Direction: Collect every line of the records below that contains the word "shown".

########################################

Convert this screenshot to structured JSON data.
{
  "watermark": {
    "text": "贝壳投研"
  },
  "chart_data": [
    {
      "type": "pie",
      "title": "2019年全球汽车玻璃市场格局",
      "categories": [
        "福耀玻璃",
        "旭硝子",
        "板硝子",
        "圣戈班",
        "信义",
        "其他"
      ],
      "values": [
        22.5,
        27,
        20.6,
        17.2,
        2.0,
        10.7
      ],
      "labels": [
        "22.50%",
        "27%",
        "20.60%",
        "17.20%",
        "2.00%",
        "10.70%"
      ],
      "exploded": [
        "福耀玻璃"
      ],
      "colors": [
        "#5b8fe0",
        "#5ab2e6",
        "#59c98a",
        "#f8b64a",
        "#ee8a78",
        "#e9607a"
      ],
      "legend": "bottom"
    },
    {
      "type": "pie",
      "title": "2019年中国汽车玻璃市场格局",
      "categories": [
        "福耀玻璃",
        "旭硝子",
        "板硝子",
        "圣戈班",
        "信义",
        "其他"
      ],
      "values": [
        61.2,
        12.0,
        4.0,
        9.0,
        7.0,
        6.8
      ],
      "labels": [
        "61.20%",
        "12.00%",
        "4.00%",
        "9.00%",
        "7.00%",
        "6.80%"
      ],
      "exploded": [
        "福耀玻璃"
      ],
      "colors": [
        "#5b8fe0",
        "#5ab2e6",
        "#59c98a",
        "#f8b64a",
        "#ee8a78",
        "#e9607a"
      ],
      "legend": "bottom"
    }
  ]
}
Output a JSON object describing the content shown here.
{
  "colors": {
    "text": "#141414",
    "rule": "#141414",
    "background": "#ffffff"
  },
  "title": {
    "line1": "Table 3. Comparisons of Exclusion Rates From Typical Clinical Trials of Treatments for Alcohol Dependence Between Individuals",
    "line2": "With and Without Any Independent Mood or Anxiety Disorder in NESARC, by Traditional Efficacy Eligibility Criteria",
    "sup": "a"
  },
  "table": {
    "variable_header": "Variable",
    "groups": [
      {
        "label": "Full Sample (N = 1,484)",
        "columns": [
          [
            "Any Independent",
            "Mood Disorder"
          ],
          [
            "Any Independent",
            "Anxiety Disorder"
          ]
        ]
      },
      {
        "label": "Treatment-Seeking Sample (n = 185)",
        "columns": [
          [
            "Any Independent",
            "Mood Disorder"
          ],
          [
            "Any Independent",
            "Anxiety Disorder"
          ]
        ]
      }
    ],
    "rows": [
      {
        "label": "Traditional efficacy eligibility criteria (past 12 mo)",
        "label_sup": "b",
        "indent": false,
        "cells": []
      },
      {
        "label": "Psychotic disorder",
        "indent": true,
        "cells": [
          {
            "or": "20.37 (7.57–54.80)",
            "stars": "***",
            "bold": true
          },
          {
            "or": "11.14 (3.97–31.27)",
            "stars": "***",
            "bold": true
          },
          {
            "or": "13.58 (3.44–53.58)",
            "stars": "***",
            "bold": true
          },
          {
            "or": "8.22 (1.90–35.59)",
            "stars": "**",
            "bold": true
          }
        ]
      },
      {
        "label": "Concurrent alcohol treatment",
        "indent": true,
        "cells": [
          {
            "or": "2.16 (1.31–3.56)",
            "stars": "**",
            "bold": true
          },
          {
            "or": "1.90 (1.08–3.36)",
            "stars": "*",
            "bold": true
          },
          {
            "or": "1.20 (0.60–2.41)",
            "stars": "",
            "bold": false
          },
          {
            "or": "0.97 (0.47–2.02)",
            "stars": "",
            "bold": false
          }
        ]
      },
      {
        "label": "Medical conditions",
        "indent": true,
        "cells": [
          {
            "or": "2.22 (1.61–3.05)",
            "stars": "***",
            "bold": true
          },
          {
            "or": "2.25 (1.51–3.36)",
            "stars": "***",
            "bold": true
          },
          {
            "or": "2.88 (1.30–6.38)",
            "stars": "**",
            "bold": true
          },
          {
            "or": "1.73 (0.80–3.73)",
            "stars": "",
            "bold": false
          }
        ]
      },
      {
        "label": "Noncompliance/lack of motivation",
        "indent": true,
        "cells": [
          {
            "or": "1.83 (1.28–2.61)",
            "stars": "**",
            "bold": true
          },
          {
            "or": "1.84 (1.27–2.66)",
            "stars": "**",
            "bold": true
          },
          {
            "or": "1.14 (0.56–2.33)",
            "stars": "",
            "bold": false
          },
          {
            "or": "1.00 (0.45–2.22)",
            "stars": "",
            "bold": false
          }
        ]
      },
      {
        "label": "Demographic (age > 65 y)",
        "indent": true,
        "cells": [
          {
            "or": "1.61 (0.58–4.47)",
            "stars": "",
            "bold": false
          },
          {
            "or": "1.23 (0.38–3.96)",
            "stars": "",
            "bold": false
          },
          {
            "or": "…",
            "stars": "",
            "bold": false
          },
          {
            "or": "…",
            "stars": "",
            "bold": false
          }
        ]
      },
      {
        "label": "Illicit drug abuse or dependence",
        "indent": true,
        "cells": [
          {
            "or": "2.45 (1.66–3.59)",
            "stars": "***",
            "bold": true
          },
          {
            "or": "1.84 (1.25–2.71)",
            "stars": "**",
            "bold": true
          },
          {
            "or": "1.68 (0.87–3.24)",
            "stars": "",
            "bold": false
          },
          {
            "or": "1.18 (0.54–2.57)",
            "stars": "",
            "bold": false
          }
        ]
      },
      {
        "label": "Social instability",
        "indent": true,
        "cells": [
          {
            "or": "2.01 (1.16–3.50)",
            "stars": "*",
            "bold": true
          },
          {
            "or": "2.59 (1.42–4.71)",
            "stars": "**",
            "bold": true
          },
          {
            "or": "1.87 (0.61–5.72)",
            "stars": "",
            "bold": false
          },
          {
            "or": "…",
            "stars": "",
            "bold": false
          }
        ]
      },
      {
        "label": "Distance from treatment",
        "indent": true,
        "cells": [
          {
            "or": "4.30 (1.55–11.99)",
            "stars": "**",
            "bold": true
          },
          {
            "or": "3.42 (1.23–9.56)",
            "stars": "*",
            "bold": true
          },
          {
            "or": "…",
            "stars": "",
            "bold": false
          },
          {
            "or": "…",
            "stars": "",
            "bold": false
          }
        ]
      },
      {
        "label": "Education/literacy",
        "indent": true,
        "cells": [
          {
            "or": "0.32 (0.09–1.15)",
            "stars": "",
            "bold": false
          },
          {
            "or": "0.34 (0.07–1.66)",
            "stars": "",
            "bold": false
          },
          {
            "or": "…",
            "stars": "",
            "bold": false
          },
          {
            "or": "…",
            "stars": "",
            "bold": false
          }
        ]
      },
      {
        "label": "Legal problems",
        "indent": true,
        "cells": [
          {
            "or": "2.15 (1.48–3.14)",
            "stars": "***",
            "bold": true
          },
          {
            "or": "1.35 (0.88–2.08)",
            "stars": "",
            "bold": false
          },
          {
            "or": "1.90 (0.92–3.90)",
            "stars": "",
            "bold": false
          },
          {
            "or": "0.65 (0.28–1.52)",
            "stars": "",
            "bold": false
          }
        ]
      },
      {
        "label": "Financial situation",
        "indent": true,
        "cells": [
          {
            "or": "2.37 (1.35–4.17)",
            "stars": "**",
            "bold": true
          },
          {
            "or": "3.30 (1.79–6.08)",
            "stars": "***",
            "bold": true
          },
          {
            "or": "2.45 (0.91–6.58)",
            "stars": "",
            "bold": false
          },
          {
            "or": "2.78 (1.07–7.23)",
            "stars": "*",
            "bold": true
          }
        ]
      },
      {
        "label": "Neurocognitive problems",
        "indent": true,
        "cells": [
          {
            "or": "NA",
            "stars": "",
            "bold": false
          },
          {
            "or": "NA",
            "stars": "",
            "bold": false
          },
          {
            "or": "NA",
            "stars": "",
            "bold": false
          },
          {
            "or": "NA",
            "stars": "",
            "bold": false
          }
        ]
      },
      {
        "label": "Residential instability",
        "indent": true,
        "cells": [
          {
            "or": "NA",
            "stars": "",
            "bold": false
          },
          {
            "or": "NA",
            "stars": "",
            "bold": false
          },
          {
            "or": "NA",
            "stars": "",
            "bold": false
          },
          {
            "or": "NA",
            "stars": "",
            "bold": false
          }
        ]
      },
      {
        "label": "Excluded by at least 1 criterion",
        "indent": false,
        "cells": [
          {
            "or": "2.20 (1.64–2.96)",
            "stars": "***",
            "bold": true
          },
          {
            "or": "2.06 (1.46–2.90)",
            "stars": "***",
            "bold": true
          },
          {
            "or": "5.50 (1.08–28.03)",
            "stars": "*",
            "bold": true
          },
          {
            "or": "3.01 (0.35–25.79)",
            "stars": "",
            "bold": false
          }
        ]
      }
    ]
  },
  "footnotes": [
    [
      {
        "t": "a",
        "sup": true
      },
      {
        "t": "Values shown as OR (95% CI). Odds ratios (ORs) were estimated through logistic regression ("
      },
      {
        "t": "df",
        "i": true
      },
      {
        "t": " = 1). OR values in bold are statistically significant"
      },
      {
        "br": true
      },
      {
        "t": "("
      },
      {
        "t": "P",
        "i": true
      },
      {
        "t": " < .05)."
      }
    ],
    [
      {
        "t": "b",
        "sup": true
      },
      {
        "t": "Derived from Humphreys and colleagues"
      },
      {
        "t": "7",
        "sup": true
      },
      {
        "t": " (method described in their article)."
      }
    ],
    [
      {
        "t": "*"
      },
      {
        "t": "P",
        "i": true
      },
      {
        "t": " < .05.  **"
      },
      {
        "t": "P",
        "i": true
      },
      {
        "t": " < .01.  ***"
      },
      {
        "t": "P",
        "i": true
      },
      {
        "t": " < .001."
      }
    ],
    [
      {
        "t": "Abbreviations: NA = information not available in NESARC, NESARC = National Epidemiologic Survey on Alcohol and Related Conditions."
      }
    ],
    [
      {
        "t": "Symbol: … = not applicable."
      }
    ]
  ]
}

########################################

The solution:
Output a JSON object describing the content shown here.
        "t": "Values shown as OR (95% CI). Odds ratios (ORs) were estimated through logistic regression ("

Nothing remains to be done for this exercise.